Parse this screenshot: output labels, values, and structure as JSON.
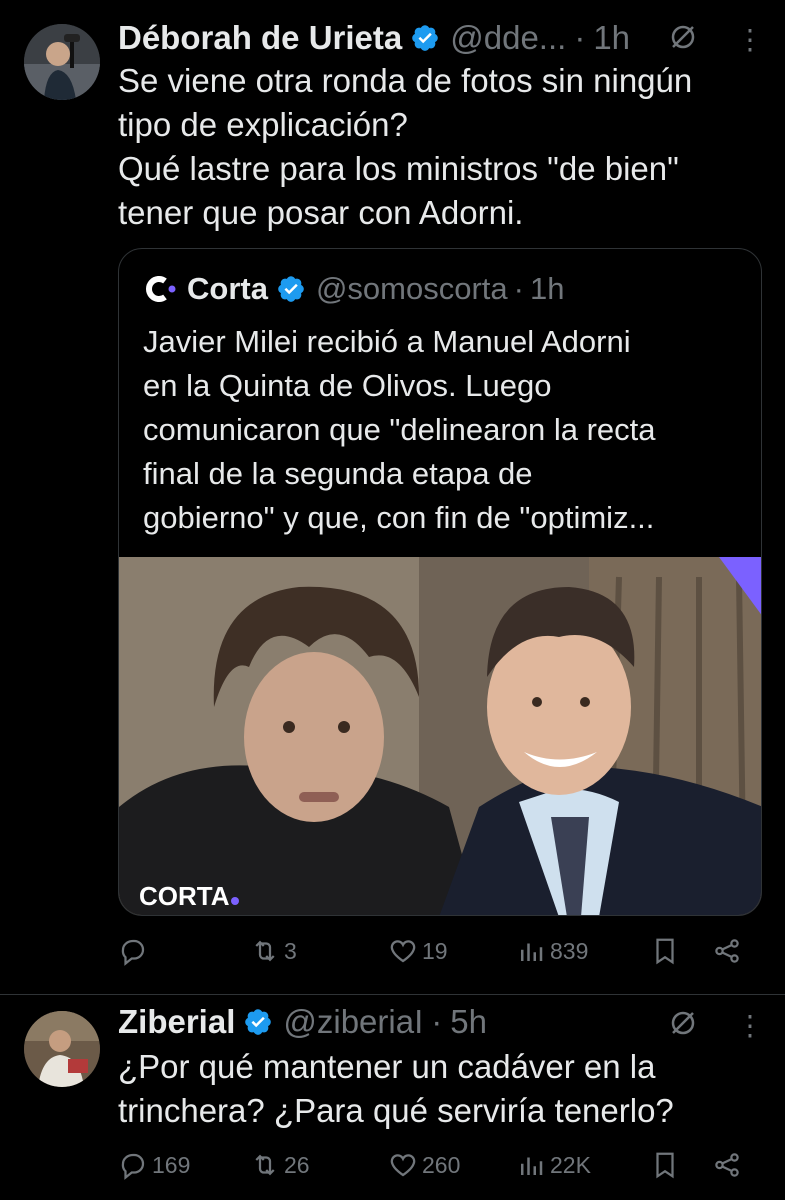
{
  "tweet1": {
    "name": "Déborah de Urieta",
    "handle": "@dde...",
    "sep": "·",
    "time": "1h",
    "more": "⋮",
    "text": "Se viene otra ronda de fotos sin ningún\ntipo de explicación?\nQué lastre para los ministros \"de bien\"\ntener que posar con Adorni.",
    "quote": {
      "name": "Corta",
      "handle": "@somoscorta",
      "sep": "·",
      "time": "1h",
      "text": "Javier Milei recibió a Manuel Adorni\nen la Quinta de Olivos. Luego\ncomunicaron que \"delinearon la recta\nfinal de la segunda etapa de\ngobierno\" y que, con fin de \"optimiz...",
      "watermark": "CORTA"
    },
    "actions": {
      "replies": "",
      "reposts": "3",
      "likes": "19",
      "views": "839"
    }
  },
  "tweet2": {
    "name": "Ziberial",
    "handle": "@ziberiaI",
    "sep": "·",
    "time": "5h",
    "more": "⋮",
    "text": "¿Por qué mantener un cadáver en la\ntrinchera? ¿Para qué serviría tenerlo?",
    "actions": {
      "replies": "169",
      "reposts": "26",
      "likes": "260",
      "views": "22K"
    }
  },
  "colors": {
    "background": "#000000",
    "text": "#e7e9ea",
    "muted": "#71767b",
    "verified": "#1d9bf0",
    "border": "#2f3336",
    "brand_accent": "#7b61ff"
  },
  "icons": [
    "verified-badge-icon",
    "grok-icon",
    "more-icon",
    "reply-icon",
    "repost-icon",
    "like-icon",
    "views-icon",
    "bookmark-icon",
    "share-icon",
    "corta-logo-icon"
  ]
}
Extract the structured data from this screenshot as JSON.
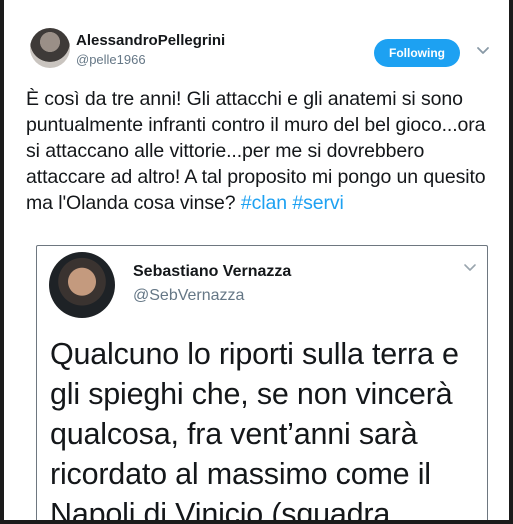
{
  "tweet": {
    "author_name": "AlessandroPellegrini",
    "author_handle": "@pelle1966",
    "follow_label": "Following",
    "text_main": "È così da tre anni! Gli attacchi e gli anatemi si sono puntualmente infranti contro il muro del bel gioco...ora si attaccano alle vittorie...per me si dovrebbero attaccare ad altro! A tal proposito mi pongo un quesito ma l'Olanda cosa vinse?",
    "hashtag_1": "#clan",
    "hashtag_2": "#servi"
  },
  "embedded": {
    "author_name": "Sebastiano Vernazza",
    "author_handle": "@SebVernazza",
    "text": "Qualcuno lo riporti sulla terra e gli spieghi che, se non vincerà qualcosa, fra vent’anni sarà ricordato al massimo come il Napoli di Vinicio (squadra"
  },
  "colors": {
    "accent": "#1da1f2",
    "text": "#14171a",
    "muted": "#657786"
  },
  "icons": {
    "tweet_menu": "chevron-down-icon",
    "embed_menu": "chevron-down-icon"
  }
}
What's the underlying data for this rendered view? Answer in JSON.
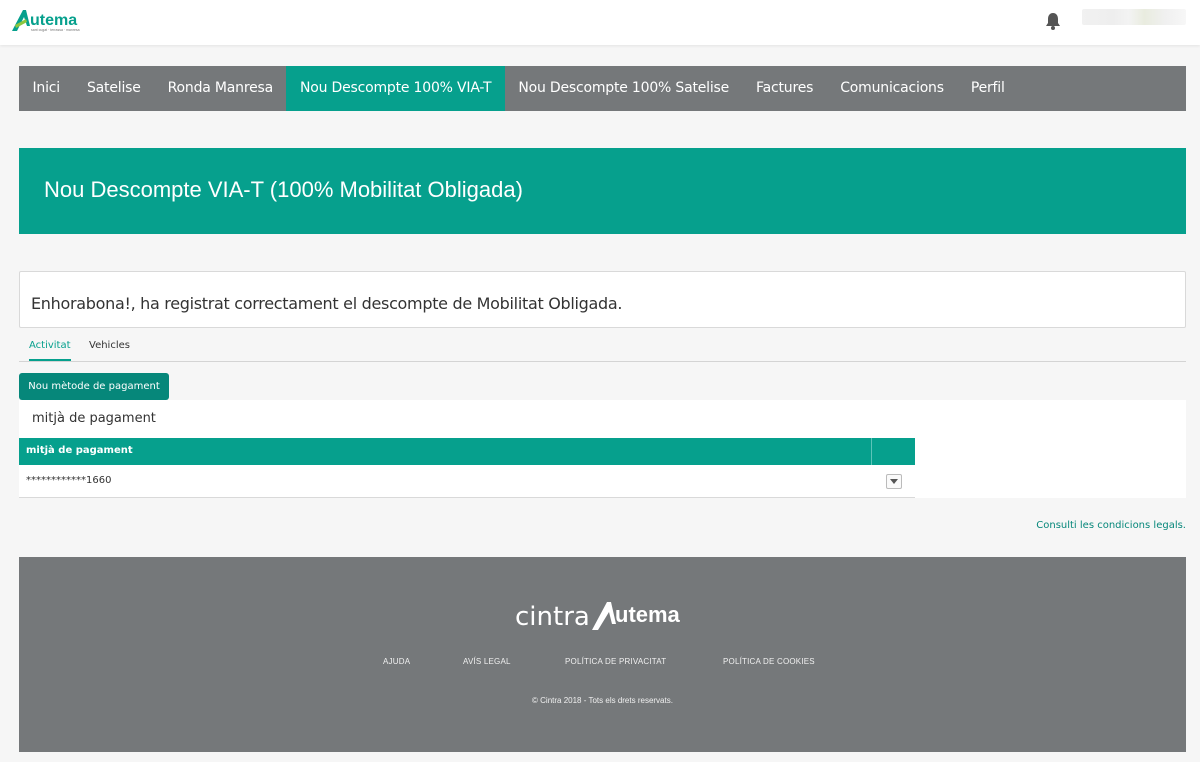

═══

*SHORT EXERCISE*:
Look through the listing and extract every line with "data" in it.

*SOLVED EXERCISE*:
Extract the structured data from this screenshot as JSON.
What's the underlying data for this rendered view? Answer in JSON.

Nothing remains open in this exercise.